▸ **Exercise details**: Search the material for the string "label", then return every line where it is found.

▸ **Given records**:
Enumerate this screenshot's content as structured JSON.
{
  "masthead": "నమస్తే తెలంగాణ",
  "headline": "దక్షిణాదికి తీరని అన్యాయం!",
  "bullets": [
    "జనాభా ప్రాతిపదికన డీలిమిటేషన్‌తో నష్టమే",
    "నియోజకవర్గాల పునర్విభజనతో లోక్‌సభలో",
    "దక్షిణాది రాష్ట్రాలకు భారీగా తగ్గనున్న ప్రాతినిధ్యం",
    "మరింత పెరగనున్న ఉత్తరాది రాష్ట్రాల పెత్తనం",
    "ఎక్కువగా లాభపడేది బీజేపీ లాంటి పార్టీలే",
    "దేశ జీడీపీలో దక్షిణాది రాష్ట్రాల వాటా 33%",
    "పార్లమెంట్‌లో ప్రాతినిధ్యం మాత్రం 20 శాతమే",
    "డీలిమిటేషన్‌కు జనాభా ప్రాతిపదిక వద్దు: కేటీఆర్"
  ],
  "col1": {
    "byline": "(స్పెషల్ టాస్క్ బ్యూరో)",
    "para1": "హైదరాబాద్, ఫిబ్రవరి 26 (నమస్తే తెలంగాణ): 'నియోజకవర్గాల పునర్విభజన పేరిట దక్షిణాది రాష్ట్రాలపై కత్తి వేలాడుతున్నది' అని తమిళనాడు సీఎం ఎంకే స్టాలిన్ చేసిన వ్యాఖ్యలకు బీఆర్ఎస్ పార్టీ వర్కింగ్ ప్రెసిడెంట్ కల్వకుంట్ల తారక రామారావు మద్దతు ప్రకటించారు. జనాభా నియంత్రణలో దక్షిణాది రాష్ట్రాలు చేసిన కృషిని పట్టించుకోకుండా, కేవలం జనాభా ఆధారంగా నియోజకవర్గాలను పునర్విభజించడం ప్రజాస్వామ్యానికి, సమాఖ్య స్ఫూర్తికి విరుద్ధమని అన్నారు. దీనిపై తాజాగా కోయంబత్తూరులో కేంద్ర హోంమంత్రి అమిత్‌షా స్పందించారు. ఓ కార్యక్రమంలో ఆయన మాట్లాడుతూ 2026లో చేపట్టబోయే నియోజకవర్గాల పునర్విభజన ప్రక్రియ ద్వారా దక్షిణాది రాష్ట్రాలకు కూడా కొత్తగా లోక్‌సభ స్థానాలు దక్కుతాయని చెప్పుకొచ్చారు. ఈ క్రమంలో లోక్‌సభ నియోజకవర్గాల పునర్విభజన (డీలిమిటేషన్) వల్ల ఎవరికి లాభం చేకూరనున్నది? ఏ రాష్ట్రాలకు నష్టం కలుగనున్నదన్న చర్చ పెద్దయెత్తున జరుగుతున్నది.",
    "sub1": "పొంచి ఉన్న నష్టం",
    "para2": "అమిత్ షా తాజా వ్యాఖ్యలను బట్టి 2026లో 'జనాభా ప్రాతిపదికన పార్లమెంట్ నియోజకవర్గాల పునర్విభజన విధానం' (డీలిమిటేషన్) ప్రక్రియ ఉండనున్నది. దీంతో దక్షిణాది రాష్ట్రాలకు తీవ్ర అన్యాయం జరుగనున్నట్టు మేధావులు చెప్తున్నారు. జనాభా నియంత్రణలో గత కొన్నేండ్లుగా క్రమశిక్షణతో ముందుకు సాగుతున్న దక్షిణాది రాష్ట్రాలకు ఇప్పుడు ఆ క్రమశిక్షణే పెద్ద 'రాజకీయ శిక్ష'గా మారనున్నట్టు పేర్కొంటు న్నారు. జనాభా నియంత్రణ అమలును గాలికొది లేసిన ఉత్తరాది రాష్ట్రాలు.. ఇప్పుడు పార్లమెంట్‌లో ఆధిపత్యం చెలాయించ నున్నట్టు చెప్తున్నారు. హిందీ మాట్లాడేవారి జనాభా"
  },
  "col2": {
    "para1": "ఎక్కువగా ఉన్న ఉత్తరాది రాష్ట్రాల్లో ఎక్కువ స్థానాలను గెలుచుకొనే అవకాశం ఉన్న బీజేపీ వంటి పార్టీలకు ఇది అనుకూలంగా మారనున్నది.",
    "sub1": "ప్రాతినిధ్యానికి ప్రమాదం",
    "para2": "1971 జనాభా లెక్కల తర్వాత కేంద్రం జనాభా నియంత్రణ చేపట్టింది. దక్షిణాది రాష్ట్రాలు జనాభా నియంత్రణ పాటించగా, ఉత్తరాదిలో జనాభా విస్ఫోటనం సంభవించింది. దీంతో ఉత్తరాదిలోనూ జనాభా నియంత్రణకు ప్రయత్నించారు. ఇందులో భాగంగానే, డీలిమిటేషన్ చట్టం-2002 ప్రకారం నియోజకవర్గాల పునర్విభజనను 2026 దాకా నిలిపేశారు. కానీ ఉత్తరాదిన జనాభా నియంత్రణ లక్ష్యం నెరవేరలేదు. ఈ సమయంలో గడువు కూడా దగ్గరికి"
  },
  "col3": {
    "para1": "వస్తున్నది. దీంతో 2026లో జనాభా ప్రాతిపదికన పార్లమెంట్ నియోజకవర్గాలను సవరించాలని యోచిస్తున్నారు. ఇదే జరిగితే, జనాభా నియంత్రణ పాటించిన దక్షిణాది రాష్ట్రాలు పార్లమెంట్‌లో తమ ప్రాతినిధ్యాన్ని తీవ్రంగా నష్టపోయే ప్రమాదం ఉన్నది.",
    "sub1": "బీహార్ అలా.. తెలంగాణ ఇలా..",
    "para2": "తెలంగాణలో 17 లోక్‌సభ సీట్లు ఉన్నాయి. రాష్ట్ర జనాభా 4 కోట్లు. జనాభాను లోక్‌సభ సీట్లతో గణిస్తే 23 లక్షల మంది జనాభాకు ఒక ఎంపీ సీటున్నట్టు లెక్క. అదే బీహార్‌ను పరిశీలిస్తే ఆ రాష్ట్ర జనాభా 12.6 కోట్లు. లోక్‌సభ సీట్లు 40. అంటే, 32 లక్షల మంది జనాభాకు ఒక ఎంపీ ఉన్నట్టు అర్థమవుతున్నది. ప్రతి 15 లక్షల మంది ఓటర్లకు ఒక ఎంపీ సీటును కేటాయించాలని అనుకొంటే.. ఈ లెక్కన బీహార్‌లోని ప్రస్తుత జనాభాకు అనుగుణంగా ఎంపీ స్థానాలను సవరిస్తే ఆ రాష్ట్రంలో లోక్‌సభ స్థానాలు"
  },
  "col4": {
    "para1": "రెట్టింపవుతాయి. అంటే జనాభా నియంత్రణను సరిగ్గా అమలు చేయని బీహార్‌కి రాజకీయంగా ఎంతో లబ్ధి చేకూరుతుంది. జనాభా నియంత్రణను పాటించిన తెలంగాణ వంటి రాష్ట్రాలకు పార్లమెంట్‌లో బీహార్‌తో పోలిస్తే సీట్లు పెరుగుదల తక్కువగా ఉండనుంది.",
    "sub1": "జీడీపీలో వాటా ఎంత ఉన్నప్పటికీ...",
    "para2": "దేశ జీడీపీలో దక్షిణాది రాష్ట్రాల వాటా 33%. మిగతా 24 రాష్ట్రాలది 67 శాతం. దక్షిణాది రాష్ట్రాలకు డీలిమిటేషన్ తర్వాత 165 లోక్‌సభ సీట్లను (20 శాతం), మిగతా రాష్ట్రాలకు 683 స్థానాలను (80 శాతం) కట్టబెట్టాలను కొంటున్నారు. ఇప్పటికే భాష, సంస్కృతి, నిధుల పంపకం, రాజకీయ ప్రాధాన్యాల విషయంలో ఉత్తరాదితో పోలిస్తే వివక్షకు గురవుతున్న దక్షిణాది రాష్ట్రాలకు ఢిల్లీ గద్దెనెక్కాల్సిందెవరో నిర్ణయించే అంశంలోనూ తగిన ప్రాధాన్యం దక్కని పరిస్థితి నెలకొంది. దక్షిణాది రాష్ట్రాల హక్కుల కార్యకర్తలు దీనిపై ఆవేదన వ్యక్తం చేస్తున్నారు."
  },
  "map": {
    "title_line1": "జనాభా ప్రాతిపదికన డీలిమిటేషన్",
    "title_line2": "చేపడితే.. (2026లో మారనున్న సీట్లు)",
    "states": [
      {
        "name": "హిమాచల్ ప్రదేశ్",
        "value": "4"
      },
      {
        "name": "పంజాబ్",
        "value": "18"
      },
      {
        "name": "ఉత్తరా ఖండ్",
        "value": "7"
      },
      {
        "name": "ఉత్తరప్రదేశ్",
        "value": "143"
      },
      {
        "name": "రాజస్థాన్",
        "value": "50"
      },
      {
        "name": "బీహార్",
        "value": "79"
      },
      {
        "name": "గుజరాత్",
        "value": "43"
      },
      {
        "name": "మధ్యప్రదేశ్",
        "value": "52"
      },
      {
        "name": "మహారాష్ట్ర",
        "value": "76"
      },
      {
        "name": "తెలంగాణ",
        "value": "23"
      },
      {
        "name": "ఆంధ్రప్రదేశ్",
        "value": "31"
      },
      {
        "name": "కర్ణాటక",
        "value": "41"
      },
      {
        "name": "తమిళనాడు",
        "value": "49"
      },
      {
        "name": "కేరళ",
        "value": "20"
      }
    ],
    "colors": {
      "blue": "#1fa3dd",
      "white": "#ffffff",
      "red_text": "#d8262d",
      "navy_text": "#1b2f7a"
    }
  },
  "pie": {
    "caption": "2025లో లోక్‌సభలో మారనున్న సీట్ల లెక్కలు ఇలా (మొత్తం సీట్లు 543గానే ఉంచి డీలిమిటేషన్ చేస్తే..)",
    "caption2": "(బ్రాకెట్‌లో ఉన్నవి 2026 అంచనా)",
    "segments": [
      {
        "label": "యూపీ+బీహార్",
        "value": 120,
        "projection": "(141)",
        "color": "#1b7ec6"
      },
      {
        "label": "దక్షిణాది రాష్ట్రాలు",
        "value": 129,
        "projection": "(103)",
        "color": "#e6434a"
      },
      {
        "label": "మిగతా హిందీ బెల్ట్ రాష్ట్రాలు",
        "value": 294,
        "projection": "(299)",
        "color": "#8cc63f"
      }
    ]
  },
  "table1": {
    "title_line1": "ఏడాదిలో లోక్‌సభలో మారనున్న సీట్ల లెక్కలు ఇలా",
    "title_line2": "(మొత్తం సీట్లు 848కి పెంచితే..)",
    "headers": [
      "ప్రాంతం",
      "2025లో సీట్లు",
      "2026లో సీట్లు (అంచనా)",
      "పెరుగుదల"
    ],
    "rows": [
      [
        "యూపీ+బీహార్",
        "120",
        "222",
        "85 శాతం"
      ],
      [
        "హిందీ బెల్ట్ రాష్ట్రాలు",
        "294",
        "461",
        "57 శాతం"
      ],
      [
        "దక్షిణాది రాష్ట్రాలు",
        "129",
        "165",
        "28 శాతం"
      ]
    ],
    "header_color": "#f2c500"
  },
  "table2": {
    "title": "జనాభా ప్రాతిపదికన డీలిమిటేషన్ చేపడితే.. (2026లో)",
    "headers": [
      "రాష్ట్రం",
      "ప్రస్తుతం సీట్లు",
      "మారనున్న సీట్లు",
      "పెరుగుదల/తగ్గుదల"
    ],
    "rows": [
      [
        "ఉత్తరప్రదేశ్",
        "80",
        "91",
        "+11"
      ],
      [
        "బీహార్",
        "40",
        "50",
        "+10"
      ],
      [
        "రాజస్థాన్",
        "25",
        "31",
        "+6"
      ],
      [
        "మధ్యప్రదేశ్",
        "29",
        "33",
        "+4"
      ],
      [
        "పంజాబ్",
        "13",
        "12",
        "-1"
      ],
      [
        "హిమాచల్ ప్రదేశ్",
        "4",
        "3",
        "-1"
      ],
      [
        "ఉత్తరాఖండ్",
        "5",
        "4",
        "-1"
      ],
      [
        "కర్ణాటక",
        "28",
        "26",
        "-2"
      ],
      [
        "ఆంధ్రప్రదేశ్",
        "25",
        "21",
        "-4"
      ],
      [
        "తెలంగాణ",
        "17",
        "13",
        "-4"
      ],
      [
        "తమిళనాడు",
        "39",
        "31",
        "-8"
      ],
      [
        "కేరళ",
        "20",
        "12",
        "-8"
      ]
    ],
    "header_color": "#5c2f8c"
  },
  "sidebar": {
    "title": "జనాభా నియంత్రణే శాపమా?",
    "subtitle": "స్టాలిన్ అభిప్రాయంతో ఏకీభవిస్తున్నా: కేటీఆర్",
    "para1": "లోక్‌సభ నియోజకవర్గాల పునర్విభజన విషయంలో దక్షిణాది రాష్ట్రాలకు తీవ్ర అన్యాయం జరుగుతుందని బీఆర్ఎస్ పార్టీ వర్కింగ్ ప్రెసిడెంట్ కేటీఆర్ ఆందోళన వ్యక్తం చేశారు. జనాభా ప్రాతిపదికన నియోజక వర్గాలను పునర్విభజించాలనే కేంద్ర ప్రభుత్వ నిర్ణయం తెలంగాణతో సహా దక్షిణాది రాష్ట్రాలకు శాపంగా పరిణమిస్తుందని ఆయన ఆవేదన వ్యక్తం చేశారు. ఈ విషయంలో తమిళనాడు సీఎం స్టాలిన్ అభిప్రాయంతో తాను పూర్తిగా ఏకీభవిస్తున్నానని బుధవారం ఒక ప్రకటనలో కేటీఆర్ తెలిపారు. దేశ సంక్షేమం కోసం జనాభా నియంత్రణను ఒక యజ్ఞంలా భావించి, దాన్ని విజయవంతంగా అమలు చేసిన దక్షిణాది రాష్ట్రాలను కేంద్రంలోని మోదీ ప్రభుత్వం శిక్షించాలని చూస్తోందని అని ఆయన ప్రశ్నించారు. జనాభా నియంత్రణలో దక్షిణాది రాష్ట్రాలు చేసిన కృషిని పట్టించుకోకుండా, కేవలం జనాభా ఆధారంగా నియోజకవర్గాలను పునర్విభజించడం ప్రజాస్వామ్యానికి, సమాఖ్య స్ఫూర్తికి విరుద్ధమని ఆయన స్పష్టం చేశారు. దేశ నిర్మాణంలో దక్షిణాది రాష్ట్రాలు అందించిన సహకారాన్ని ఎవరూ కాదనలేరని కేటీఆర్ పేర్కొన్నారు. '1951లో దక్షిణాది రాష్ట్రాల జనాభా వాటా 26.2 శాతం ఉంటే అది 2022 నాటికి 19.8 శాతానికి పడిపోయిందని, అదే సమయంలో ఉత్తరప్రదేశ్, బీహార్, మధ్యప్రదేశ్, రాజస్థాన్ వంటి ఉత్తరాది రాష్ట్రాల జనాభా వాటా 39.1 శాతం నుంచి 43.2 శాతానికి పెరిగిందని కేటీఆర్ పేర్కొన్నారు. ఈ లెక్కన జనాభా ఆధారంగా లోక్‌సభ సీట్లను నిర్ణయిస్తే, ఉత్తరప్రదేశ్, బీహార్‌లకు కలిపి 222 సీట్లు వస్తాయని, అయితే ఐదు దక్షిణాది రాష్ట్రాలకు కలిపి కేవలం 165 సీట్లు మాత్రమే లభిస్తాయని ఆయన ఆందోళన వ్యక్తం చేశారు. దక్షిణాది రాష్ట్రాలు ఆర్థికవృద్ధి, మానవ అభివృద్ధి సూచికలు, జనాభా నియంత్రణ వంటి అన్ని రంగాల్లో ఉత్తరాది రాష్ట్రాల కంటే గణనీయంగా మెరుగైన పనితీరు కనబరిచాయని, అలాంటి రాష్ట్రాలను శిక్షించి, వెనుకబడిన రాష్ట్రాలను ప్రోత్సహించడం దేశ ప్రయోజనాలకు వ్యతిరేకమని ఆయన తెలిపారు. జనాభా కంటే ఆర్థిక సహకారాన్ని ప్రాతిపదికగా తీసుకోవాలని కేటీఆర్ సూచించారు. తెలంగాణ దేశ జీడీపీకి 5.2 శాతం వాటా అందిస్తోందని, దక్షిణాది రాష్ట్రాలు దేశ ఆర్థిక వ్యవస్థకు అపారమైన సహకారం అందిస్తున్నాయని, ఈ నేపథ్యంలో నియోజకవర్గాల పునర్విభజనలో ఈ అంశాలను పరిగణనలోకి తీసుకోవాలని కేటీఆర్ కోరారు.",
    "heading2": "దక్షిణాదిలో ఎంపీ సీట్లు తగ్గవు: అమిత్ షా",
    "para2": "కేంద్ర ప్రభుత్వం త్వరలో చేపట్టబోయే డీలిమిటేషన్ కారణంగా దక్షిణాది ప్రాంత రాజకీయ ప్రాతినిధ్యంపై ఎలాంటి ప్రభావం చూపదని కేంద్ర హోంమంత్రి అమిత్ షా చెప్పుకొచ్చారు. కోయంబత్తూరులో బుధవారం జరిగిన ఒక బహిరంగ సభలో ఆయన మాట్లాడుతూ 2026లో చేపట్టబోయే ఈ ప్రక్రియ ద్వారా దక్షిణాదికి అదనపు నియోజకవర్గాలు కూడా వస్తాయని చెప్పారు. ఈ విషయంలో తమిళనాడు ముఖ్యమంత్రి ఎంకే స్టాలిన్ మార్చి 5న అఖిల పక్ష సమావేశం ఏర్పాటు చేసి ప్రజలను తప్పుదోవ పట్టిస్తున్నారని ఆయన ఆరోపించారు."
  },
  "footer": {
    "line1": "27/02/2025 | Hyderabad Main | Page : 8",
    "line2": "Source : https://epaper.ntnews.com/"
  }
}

▸ **Exercise response**:
        "label": "యూపీ+బీహార్",
        "label": "దక్షిణాది రాష్ట్రాలు",
        "label": "మిగతా హిందీ బెల్ట్ రాష్ట్రాలు",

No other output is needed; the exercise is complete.